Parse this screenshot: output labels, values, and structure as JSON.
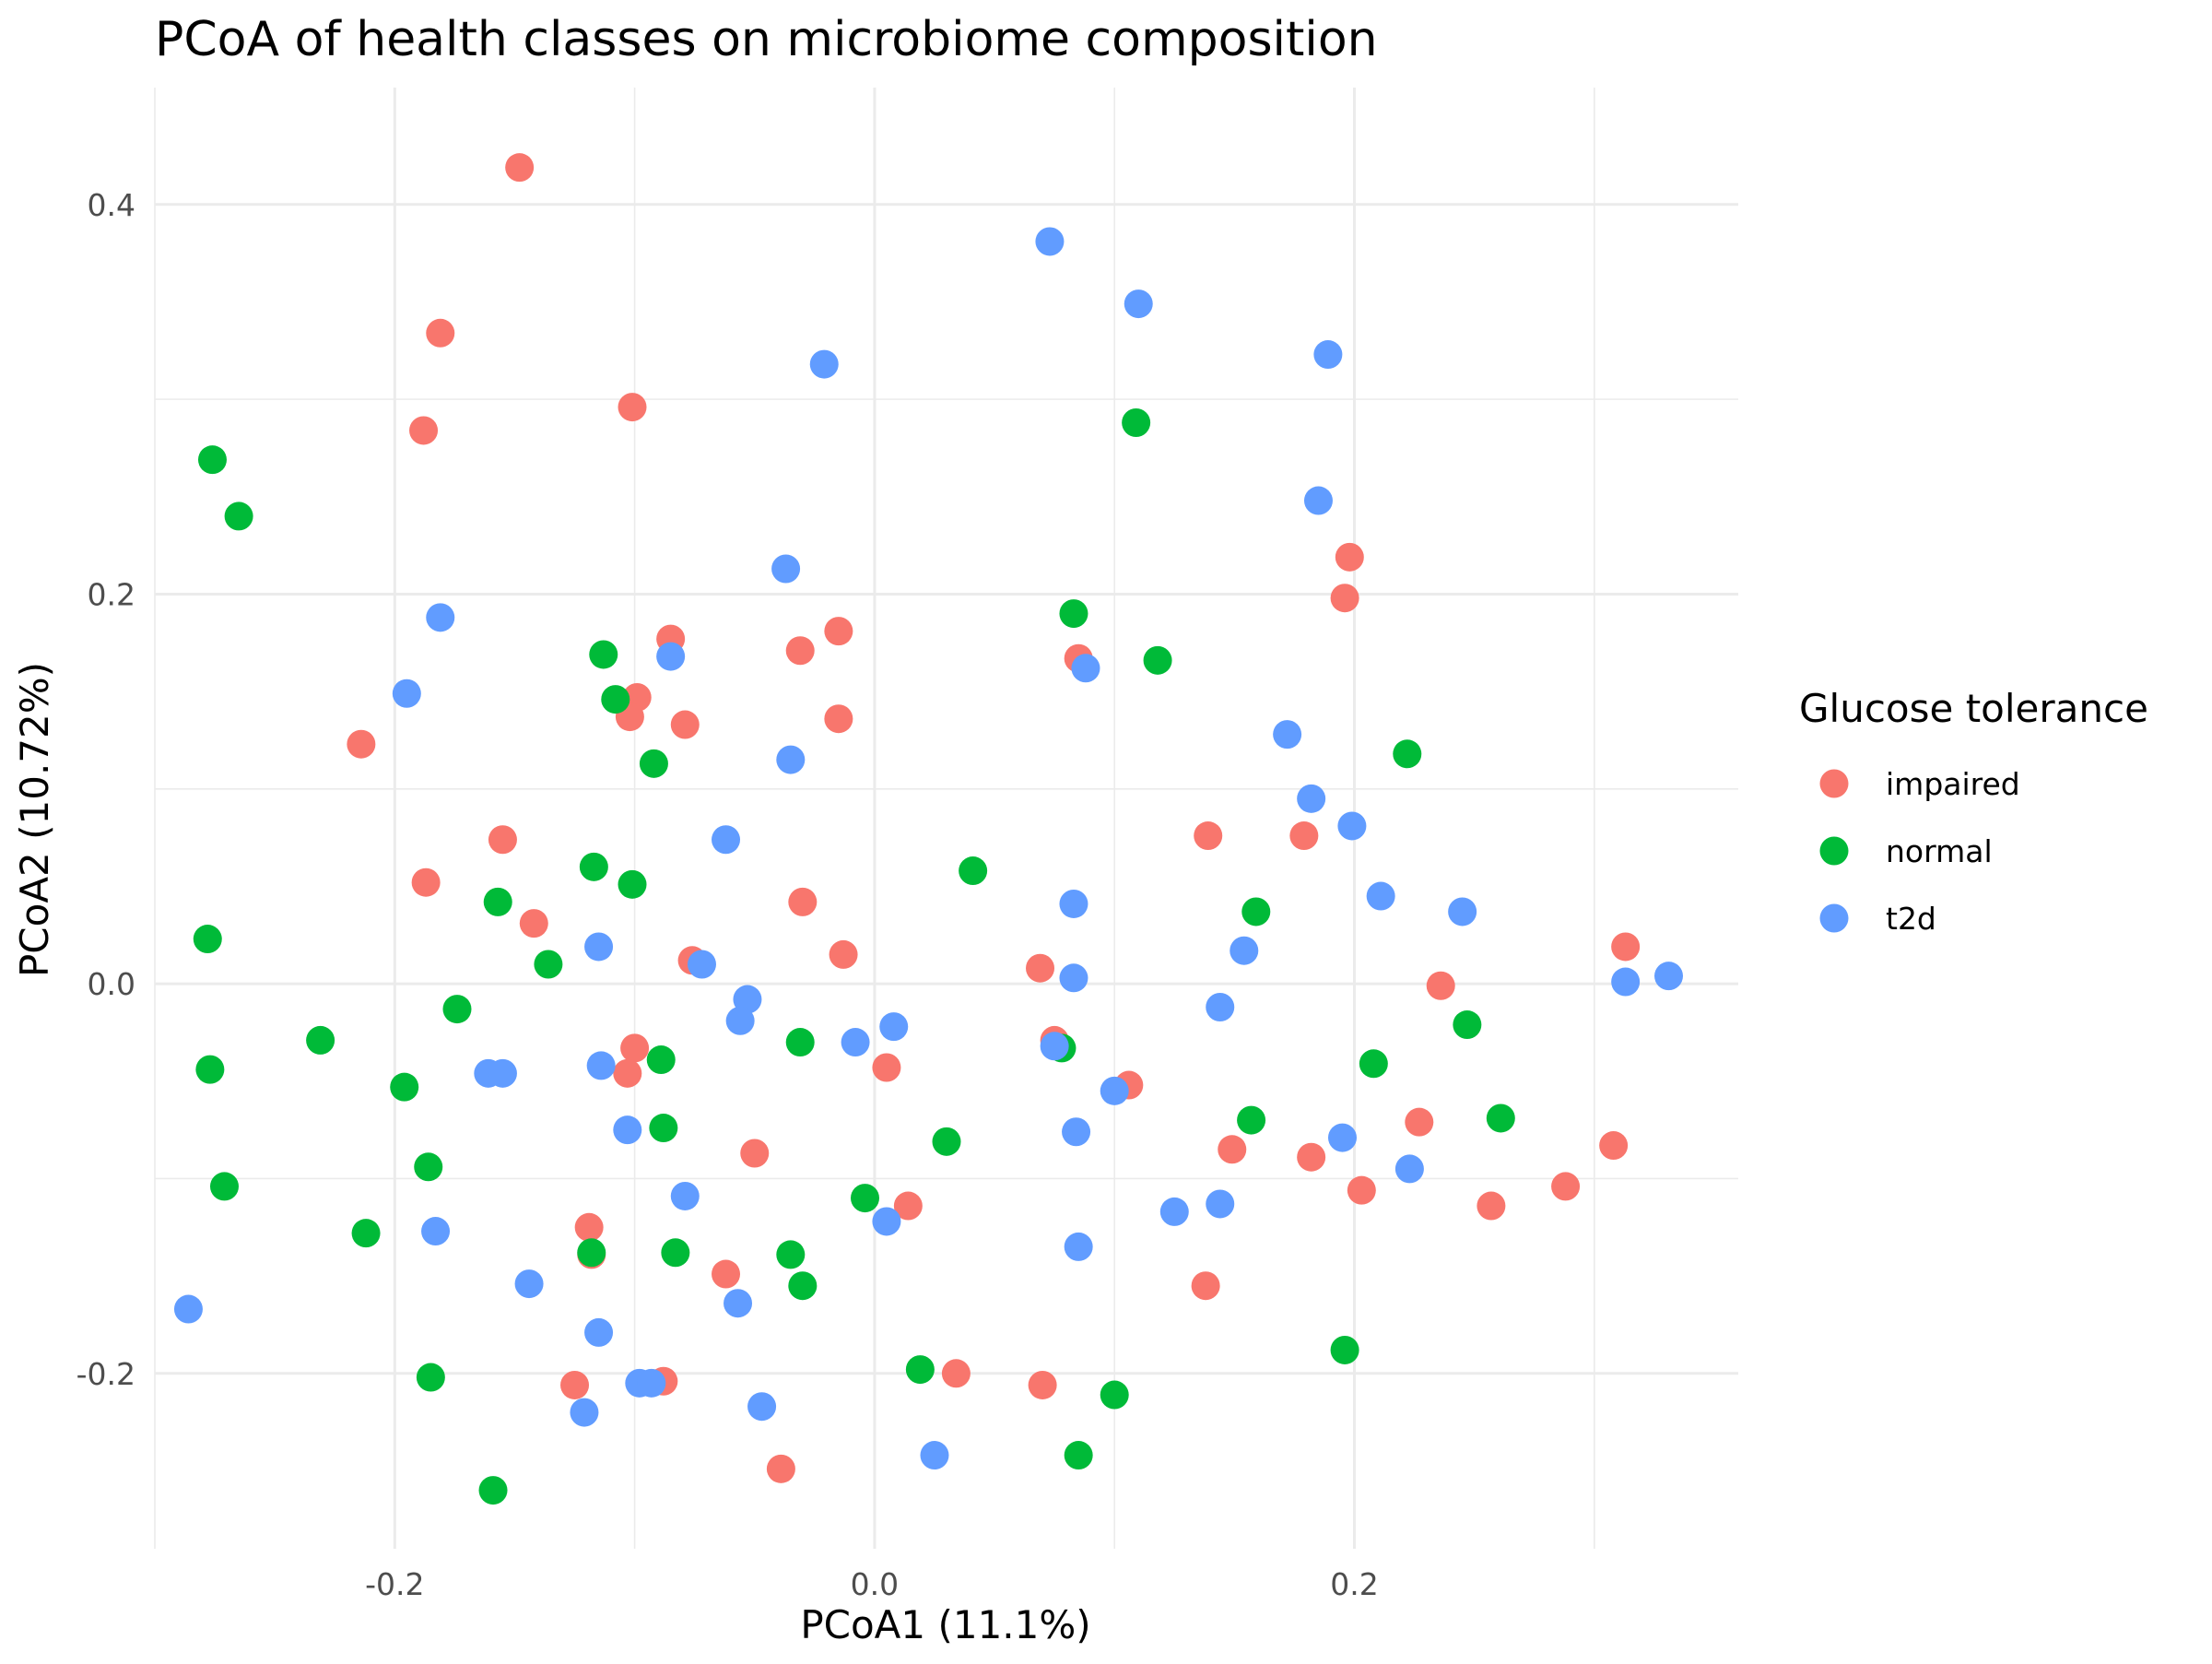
{
  "chart_data": {
    "type": "scatter",
    "title": "PCoA of health classes on microbiome composition",
    "xlabel": "PCoA1 (11.1%)",
    "ylabel": "PCoA2 (10.72%)",
    "xlim": [
      -0.3,
      0.36
    ],
    "ylim": [
      -0.29,
      0.46
    ],
    "x_ticks": [
      -0.2,
      0.0,
      0.2
    ],
    "x_tick_labels": [
      "-0.2",
      "0.0",
      "0.2"
    ],
    "y_ticks": [
      -0.2,
      0.0,
      0.2,
      0.4
    ],
    "y_tick_labels": [
      "-0.2",
      "0.0",
      "0.2",
      "0.4"
    ],
    "grid": true,
    "legend": {
      "title": "Glucose tolerance",
      "position": "right"
    },
    "series": [
      {
        "name": "impaired",
        "color": "#F8766D",
        "points": [
          [
            -0.148,
            0.419
          ],
          [
            -0.181,
            0.334
          ],
          [
            -0.188,
            0.284
          ],
          [
            -0.101,
            0.296
          ],
          [
            -0.214,
            0.123
          ],
          [
            0.198,
            0.219
          ],
          [
            0.196,
            0.198
          ],
          [
            -0.085,
            0.177
          ],
          [
            -0.031,
            0.171
          ],
          [
            -0.015,
            0.181
          ],
          [
            0.085,
            0.167
          ],
          [
            -0.099,
            0.147
          ],
          [
            -0.102,
            0.137
          ],
          [
            -0.079,
            0.133
          ],
          [
            -0.015,
            0.136
          ],
          [
            -0.155,
            0.074
          ],
          [
            -0.187,
            0.052
          ],
          [
            0.139,
            0.076
          ],
          [
            0.179,
            0.076
          ],
          [
            -0.142,
            0.031
          ],
          [
            -0.03,
            0.042
          ],
          [
            -0.076,
            0.012
          ],
          [
            -0.013,
            0.015
          ],
          [
            0.069,
            0.008
          ],
          [
            0.313,
            0.019
          ],
          [
            0.236,
            -0.001
          ],
          [
            -0.1,
            -0.033
          ],
          [
            -0.103,
            -0.046
          ],
          [
            0.075,
            -0.029
          ],
          [
            0.005,
            -0.043
          ],
          [
            0.106,
            -0.052
          ],
          [
            0.227,
            -0.071
          ],
          [
            0.308,
            -0.083
          ],
          [
            -0.05,
            -0.087
          ],
          [
            0.149,
            -0.085
          ],
          [
            0.182,
            -0.089
          ],
          [
            0.203,
            -0.106
          ],
          [
            0.288,
            -0.104
          ],
          [
            0.257,
            -0.114
          ],
          [
            0.014,
            -0.114
          ],
          [
            -0.119,
            -0.125
          ],
          [
            -0.118,
            -0.139
          ],
          [
            -0.062,
            -0.149
          ],
          [
            0.138,
            -0.155
          ],
          [
            -0.125,
            -0.206
          ],
          [
            -0.088,
            -0.204
          ],
          [
            0.034,
            -0.2
          ],
          [
            0.07,
            -0.206
          ],
          [
            -0.039,
            -0.249
          ]
        ]
      },
      {
        "name": "normal",
        "color": "#00BA38",
        "points": [
          [
            -0.276,
            0.269
          ],
          [
            -0.265,
            0.24
          ],
          [
            -0.113,
            0.169
          ],
          [
            -0.108,
            0.146
          ],
          [
            -0.092,
            0.113
          ],
          [
            0.083,
            0.19
          ],
          [
            0.118,
            0.166
          ],
          [
            0.109,
            0.288
          ],
          [
            0.222,
            0.118
          ],
          [
            -0.117,
            0.06
          ],
          [
            -0.101,
            0.051
          ],
          [
            -0.157,
            0.042
          ],
          [
            0.041,
            0.058
          ],
          [
            0.159,
            0.037
          ],
          [
            -0.278,
            0.023
          ],
          [
            -0.136,
            0.01
          ],
          [
            -0.174,
            -0.013
          ],
          [
            0.247,
            -0.021
          ],
          [
            -0.231,
            -0.029
          ],
          [
            -0.089,
            -0.039
          ],
          [
            -0.031,
            -0.03
          ],
          [
            0.078,
            -0.033
          ],
          [
            0.208,
            -0.041
          ],
          [
            -0.277,
            -0.044
          ],
          [
            -0.196,
            -0.053
          ],
          [
            0.157,
            -0.07
          ],
          [
            0.261,
            -0.069
          ],
          [
            -0.088,
            -0.074
          ],
          [
            0.03,
            -0.081
          ],
          [
            -0.186,
            -0.094
          ],
          [
            -0.271,
            -0.104
          ],
          [
            -0.004,
            -0.11
          ],
          [
            -0.212,
            -0.128
          ],
          [
            -0.083,
            -0.138
          ],
          [
            -0.118,
            -0.138
          ],
          [
            -0.035,
            -0.139
          ],
          [
            -0.03,
            -0.155
          ],
          [
            0.019,
            -0.198
          ],
          [
            0.1,
            -0.211
          ],
          [
            0.196,
            -0.188
          ],
          [
            -0.185,
            -0.202
          ],
          [
            0.085,
            -0.242
          ],
          [
            -0.159,
            -0.26
          ]
        ]
      },
      {
        "name": "t2d",
        "color": "#619CFF",
        "points": [
          [
            0.073,
            0.381
          ],
          [
            0.11,
            0.349
          ],
          [
            0.189,
            0.323
          ],
          [
            -0.021,
            0.318
          ],
          [
            0.185,
            0.248
          ],
          [
            -0.037,
            0.213
          ],
          [
            -0.181,
            0.188
          ],
          [
            -0.195,
            0.149
          ],
          [
            -0.085,
            0.168
          ],
          [
            0.088,
            0.162
          ],
          [
            0.172,
            0.128
          ],
          [
            -0.035,
            0.115
          ],
          [
            0.182,
            0.095
          ],
          [
            0.199,
            0.081
          ],
          [
            -0.062,
            0.074
          ],
          [
            0.083,
            0.041
          ],
          [
            0.211,
            0.045
          ],
          [
            0.245,
            0.037
          ],
          [
            -0.115,
            0.019
          ],
          [
            0.154,
            0.017
          ],
          [
            -0.072,
            0.01
          ],
          [
            -0.053,
            -0.008
          ],
          [
            0.083,
            0.003
          ],
          [
            0.313,
            0.001
          ],
          [
            0.331,
            0.004
          ],
          [
            -0.056,
            -0.019
          ],
          [
            0.008,
            -0.022
          ],
          [
            -0.008,
            -0.03
          ],
          [
            0.144,
            -0.012
          ],
          [
            0.075,
            -0.032
          ],
          [
            -0.114,
            -0.042
          ],
          [
            -0.161,
            -0.046
          ],
          [
            -0.155,
            -0.046
          ],
          [
            0.1,
            -0.055
          ],
          [
            -0.103,
            -0.075
          ],
          [
            0.084,
            -0.076
          ],
          [
            0.195,
            -0.079
          ],
          [
            0.223,
            -0.095
          ],
          [
            -0.079,
            -0.109
          ],
          [
            0.125,
            -0.117
          ],
          [
            0.144,
            -0.113
          ],
          [
            0.005,
            -0.122
          ],
          [
            -0.183,
            -0.127
          ],
          [
            0.085,
            -0.135
          ],
          [
            -0.144,
            -0.154
          ],
          [
            -0.057,
            -0.164
          ],
          [
            -0.115,
            -0.179
          ],
          [
            -0.286,
            -0.167
          ],
          [
            -0.098,
            -0.205
          ],
          [
            -0.093,
            -0.205
          ],
          [
            -0.047,
            -0.217
          ],
          [
            -0.121,
            -0.22
          ],
          [
            0.025,
            -0.242
          ]
        ]
      }
    ]
  }
}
********
Find the word "title" in the entries, and copy every line it shows up in.

    "title": "PCoA of health classes on microbiome composition",
      "title": "Glucose tolerance",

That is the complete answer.